_Set problem_
Search the data for the word "两个维护". Reproduce every line where it is found.

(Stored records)
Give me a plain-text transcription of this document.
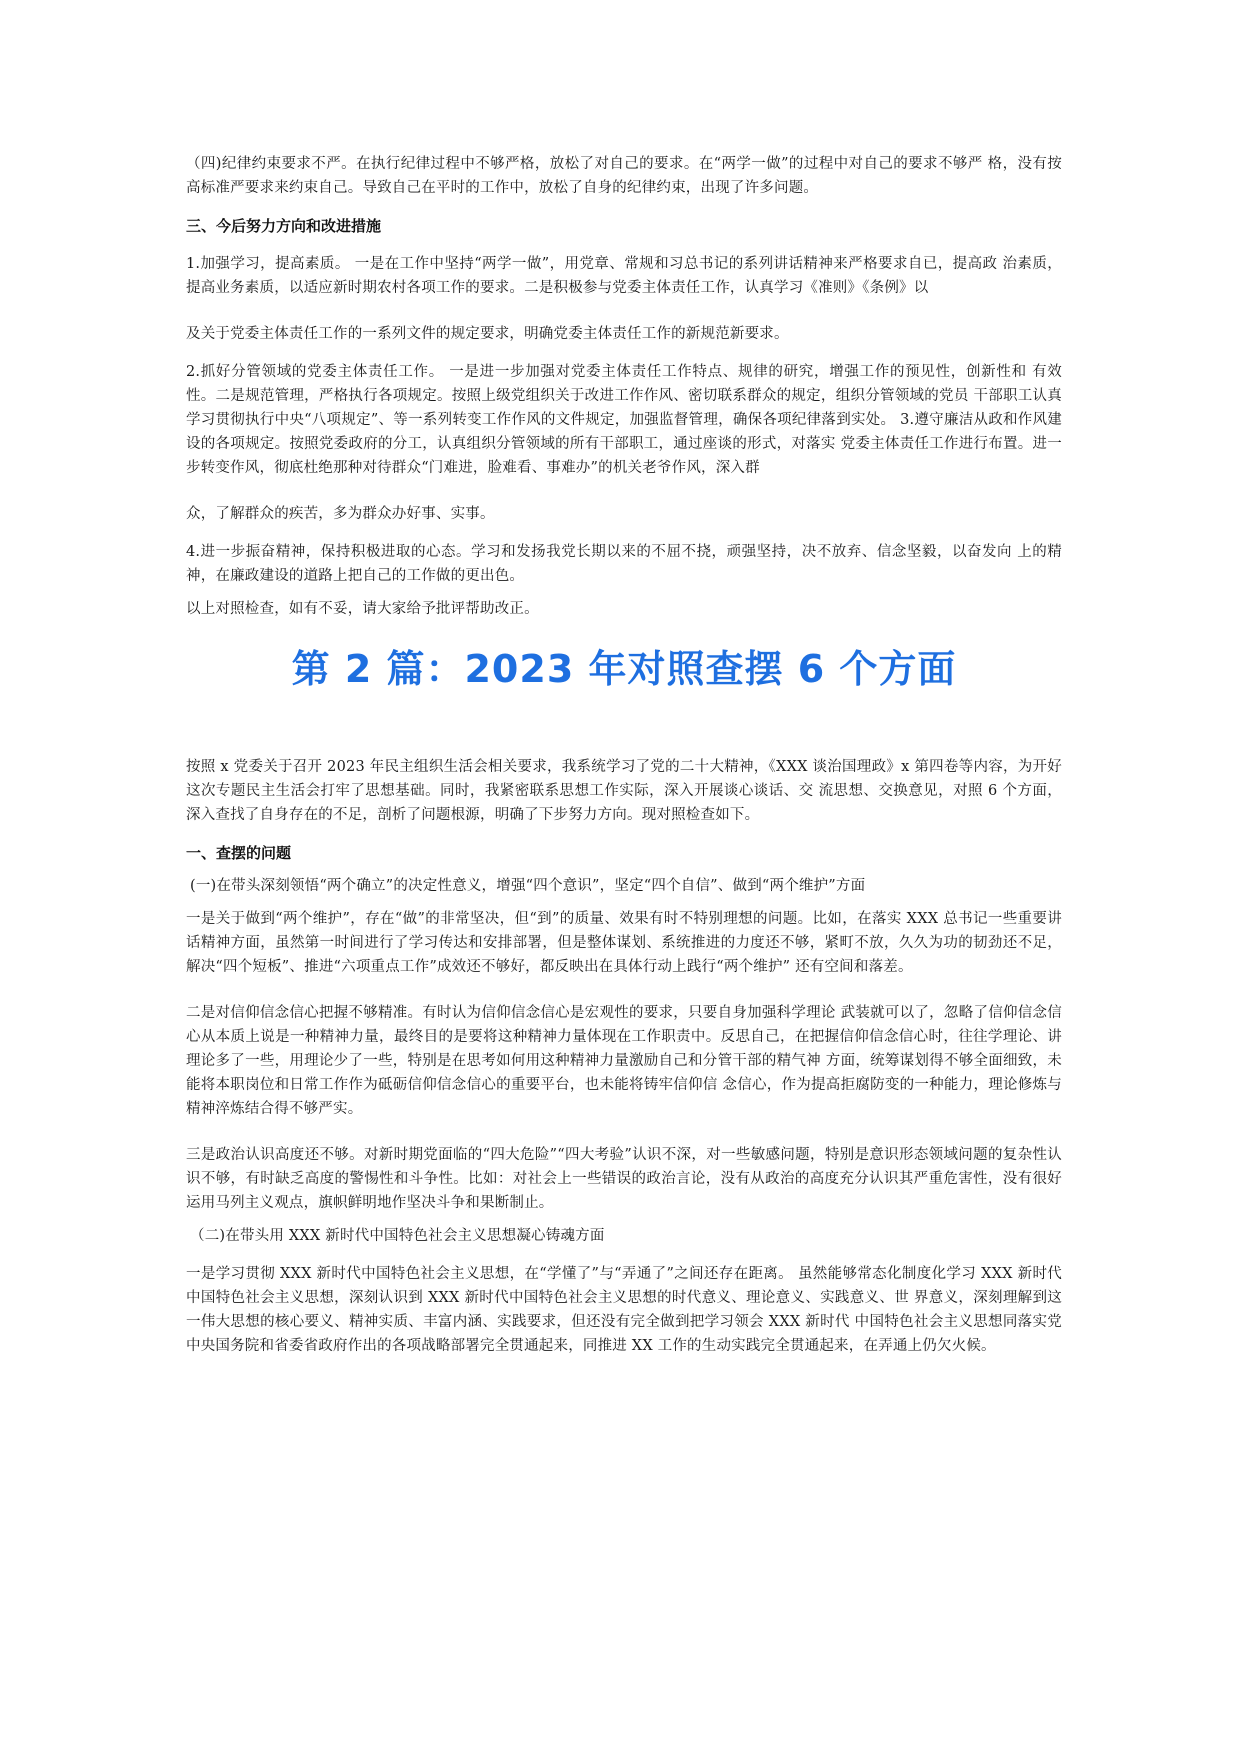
（四)纪律约束要求不严。在执行纪律过程中不够严格，放松了对自己的要求。在“两学一做”的过程中对自己的要求不够严 格，没有按高标准严要求来约束自己。导致自己在平时的工作中，放松了自身的纪律约束，出现了许多问题。

三、今后努力方向和改进措施

1.加强学习，提高素质。 一是在工作中坚持“两学一做”，用党章、常规和习总书记的系列讲话精神来严格要求自已，提高政 治素质，提高业务素质，以适应新时期农村各项工作的要求。二是积极参与党委主体责任工作，认真学习《准则》《条例》以

及关于党委主体责任工作的一系列文件的规定要求，明确党委主体责任工作的新规范新要求。

2.抓好分管领域的党委主体责任工作。 一是进一步加强对党委主体责任工作特点、规律的研究，增强工作的预见性，创新性和 有效性。二是规范管理，严格执行各项规定。按照上级党组织关于改进工作作风、密切联系群众的规定，组织分管领域的党员 干部职工认真学习贯彻执行中央“八项规定”、等一系列转变工作作风的文件规定，加强监督管理，确保各项纪律落到实处。 3.遵守廉洁从政和作风建设的各项规定。按照党委政府的分工，认真组织分管领域的所有干部职工，通过座谈的形式，对落实 党委主体责任工作进行布置。进一步转变作风，彻底杜绝那种对待群众“门难进，脸难看、事难办”的机关老爷作风，深入群

众，了解群众的疾苦，多为群众办好事、实事。

4.进一步振奋精神，保持积极进取的心态。学习和发扬我党长期以来的不屈不挠，顽强坚持，决不放弃、信念坚毅，以奋发向 上的精神，在廉政建设的道路上把自己的工作做的更出色。

以上对照检查，如有不妥，请大家给予批评帮助改正。

第 2 篇：2023 年对照查摆 6 个方面

按照 x 党委关于召开 2023 年民主组织生活会相关要求，我系统学习了党的二十大精神，《XXX 谈治国理政》x 第四卷等内容，为开好这次专题民主生活会打牢了思想基础。同时，我紧密联系思想工作实际，深入开展谈心谈话、交 流思想、交换意见，对照 6 个方面，深入查找了自身存在的不足，剖析了问题根源，明确了下步努力方向。现对照检查如下。

一、查摆的问题

(一)在带头深刻领悟“两个确立”的决定性意义，增强“四个意识”，坚定“四个自信”、做到“两个维护”方面

一是关于做到“两个维护”，存在“做”的非常坚决，但“到”的质量、效果有时不特别理想的问题。比如，在落实 XXX 总书记一些重要讲话精神方面，虽然第一时间进行了学习传达和安排部署，但是整体谋划、系统推进的力度还不够，紧町不放，久久为功的韧劲还不足，解决“四个短板”、推进“六项重点工作”成效还不够好，都反映出在具体行动上践行“两个维护” 还有空间和落差。

二是对信仰信念信心把握不够精准。有时认为信仰信念信心是宏观性的要求，只要自身加强科学理论 武装就可以了，忽略了信仰信念信心从本质上说是一种精神力量，最终目的是要将这种精神力量体现在工作职责中。反思自己，在把握信仰信念信心时，往往学理论、讲理论多了一些，用理论少了一些，特别是在思考如何用这种精神力量激励自己和分管干部的精气神 方面，统筹谋划得不够全面细致，未能将本职岗位和日常工作作为砥砺信仰信念信心的重要平台，也未能将铸牢信仰信 念信心，作为提高拒腐防变的一种能力，理论修炼与精神淬炼结合得不够严实。

三是政治认识高度还不够。对新时期党面临的“四大危险”“四大考验”认识不深，对一些敏感问题，特别是意识形态领域问题的复杂性认识不够，有时缺乏高度的警惕性和斗争性。比如：对社会上一些错误的政治言论，没有从政治的高度充分认识其严重危害性，没有很好运用马列主义观点，旗帜鲜明地作坚决斗争和果断制止。

（二)在带头用 XXX 新时代中国特色社会主义思想凝心铸魂方面

一是学习贯彻 XXX 新时代中国特色社会主义思想，在“学懂了”与“弄通了”之间还存在距离。 虽然能够常态化制度化学习 XXX 新时代中国特色社会主义思想，深刻认识到 XXX 新时代中国特色社会主义思想的时代意义、理论意义、实践意义、世 界意义，深刻理解到这一伟大思想的核心要义、精神实质、丰富内涵、实践要求，但还没有完全做到把学习领会 XXX 新时代 中国特色社会主义思想同落实党中央国务院和省委省政府作出的各项战略部署完全贯通起来，同推进 XX 工作的生动实践完全贯通起来，在弄通上仍欠火候。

_Result below_
(一)在带头深刻领悟“两个确立”的决定性意义，增强“四个意识”，坚定“四个自信”、做到“两个维护”方面
一是关于做到“两个维护”，存在“做”的非常坚决，但“到”的质量、效果有时不特别理想的问题。比如，在落实 XXX 总书记一些重要讲话精神方面，虽然第一时间进行了学习传达和安排部署，但是整体谋划、系统推进的力度还不够，紧町不放，久久为功的韧劲还不足，解决“四个短板”、推进“六项重点工作”成效还不够好，都反映出在具体行动上践行“两个维护” 还有空间和落差。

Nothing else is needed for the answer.